Short problem
Count every line that has "dụng" in it and give the total, nothing more.

________________

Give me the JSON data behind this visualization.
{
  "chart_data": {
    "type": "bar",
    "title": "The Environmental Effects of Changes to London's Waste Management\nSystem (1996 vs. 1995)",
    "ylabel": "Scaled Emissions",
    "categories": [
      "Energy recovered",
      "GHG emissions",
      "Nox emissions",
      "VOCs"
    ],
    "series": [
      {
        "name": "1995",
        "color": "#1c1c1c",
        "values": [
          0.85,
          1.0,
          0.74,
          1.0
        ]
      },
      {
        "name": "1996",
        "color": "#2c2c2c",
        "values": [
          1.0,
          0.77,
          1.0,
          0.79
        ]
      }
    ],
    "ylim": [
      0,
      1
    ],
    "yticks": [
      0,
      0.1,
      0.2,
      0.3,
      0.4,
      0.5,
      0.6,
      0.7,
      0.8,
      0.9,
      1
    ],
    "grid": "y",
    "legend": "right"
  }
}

________________

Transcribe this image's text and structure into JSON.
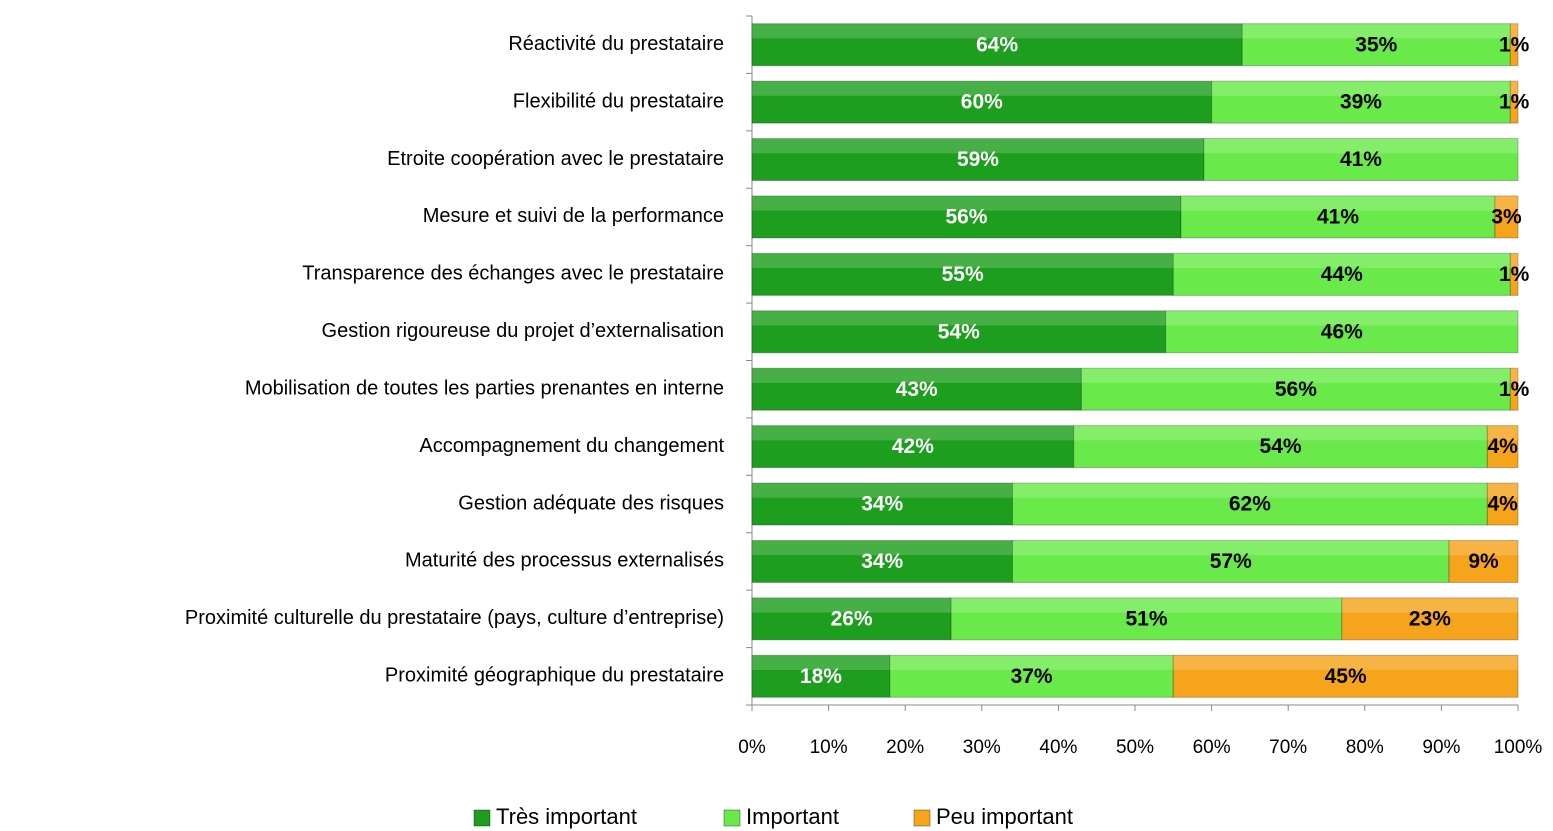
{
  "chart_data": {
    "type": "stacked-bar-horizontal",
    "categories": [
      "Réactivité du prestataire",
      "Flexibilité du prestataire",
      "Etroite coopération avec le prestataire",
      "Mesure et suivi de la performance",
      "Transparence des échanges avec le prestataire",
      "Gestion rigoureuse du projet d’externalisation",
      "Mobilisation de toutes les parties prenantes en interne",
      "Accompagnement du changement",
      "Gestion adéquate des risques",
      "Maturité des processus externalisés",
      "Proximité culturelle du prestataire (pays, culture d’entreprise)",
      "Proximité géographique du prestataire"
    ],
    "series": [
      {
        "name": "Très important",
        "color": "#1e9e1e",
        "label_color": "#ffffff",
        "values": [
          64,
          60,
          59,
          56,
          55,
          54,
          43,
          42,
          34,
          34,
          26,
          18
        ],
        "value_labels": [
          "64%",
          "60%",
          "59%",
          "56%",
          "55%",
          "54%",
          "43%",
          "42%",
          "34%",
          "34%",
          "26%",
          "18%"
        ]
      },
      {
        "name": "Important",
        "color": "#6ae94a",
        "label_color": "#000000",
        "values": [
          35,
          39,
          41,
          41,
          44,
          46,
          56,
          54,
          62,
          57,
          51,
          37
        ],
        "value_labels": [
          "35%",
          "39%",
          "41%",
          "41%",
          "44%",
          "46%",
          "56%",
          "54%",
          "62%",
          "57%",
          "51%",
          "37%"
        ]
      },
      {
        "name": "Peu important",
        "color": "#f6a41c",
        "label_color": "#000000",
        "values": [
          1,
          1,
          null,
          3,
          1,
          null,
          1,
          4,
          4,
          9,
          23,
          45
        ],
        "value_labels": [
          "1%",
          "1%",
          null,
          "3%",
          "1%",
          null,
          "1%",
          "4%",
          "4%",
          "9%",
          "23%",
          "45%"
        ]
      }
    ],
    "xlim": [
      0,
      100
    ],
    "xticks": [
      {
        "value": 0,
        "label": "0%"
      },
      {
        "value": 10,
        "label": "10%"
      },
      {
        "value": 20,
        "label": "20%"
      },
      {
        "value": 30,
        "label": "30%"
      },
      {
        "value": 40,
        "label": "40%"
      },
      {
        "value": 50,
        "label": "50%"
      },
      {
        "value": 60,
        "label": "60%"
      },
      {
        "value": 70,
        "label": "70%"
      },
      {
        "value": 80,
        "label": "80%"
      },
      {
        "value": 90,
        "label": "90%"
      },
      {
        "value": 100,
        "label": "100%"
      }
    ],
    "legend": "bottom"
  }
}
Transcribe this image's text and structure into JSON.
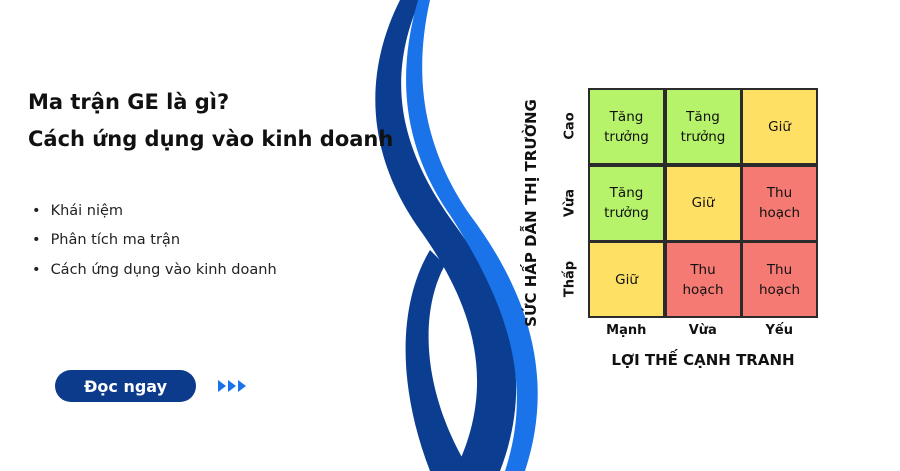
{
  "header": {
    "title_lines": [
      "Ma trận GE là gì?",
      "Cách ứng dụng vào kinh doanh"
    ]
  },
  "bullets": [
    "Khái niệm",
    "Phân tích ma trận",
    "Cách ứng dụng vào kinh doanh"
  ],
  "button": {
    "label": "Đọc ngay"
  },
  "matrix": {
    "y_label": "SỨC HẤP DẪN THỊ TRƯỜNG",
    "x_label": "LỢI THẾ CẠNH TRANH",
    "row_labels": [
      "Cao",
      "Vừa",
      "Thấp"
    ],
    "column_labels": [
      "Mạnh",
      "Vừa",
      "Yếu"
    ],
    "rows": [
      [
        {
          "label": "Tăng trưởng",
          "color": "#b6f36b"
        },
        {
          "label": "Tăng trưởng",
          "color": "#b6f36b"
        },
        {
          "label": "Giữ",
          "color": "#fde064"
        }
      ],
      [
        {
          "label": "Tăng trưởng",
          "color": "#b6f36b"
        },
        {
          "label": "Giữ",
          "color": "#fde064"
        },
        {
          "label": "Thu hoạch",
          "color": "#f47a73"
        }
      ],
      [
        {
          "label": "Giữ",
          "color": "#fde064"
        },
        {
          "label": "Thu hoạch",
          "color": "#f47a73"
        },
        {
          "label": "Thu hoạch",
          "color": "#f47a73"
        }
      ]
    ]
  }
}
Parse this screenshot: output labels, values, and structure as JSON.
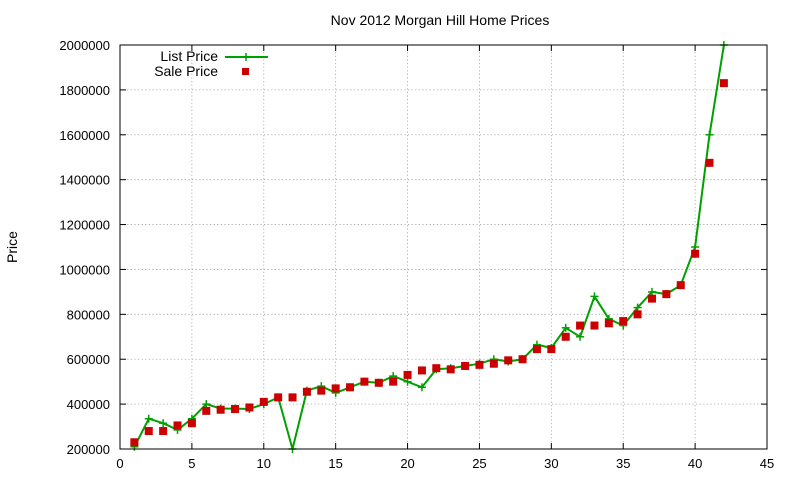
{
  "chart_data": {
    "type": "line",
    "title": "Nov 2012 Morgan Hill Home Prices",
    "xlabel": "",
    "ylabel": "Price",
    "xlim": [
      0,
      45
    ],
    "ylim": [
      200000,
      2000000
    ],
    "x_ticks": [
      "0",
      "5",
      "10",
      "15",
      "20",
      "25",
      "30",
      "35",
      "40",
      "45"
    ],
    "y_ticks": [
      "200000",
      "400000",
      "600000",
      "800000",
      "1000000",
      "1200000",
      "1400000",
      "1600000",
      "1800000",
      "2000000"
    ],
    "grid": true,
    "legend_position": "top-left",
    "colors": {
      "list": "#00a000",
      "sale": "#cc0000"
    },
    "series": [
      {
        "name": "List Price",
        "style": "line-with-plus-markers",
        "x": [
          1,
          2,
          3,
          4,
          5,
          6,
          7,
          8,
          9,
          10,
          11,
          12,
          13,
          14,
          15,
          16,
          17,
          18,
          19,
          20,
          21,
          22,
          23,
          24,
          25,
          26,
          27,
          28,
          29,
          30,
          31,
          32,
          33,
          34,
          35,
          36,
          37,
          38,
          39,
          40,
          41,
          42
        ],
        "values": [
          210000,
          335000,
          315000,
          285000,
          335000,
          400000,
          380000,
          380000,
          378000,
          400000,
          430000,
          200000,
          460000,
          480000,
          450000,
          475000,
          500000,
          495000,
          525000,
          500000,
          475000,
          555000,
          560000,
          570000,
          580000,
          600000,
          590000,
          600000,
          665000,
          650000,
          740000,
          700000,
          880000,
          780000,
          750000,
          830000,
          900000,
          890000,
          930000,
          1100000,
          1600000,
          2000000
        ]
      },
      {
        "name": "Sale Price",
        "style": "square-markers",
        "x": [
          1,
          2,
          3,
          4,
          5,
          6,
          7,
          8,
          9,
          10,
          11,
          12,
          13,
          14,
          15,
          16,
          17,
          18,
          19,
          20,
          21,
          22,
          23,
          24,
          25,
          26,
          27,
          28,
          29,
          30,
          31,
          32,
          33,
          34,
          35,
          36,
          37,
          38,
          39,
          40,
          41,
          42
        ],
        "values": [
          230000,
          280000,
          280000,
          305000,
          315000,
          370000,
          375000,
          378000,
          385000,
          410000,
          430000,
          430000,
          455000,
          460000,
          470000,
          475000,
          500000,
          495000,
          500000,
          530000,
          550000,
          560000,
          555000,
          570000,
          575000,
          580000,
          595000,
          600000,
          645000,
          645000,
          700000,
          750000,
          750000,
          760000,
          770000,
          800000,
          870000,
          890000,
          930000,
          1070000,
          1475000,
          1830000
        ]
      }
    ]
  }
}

________________

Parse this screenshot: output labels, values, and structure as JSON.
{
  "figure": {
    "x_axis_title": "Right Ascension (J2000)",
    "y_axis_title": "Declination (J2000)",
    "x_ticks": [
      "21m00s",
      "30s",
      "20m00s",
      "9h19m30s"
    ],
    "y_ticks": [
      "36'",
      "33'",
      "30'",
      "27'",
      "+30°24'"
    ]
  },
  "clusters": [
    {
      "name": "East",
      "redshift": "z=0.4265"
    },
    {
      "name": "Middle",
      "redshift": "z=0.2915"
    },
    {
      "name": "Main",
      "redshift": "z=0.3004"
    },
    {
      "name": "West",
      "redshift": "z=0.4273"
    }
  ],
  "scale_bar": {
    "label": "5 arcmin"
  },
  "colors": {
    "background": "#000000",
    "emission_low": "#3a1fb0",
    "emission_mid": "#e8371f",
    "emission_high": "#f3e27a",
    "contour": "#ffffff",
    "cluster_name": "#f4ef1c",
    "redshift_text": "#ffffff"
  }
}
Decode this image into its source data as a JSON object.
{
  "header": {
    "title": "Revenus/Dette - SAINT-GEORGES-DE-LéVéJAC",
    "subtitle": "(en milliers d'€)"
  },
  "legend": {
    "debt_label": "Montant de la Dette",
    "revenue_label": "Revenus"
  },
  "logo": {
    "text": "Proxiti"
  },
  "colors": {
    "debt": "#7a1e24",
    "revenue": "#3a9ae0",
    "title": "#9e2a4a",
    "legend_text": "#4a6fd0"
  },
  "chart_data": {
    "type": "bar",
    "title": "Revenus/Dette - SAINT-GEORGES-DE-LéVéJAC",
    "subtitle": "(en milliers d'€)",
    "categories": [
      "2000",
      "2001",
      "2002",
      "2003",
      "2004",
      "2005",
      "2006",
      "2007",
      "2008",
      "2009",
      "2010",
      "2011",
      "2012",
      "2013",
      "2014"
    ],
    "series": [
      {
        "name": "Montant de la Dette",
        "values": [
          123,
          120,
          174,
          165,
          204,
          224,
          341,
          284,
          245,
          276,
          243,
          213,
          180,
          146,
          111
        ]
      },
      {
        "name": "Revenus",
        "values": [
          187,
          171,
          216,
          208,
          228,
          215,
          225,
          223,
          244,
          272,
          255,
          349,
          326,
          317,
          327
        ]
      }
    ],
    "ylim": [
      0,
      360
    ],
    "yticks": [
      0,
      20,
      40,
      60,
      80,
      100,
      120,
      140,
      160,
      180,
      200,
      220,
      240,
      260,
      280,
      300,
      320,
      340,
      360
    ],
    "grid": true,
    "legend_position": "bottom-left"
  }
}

________________

Task solution
2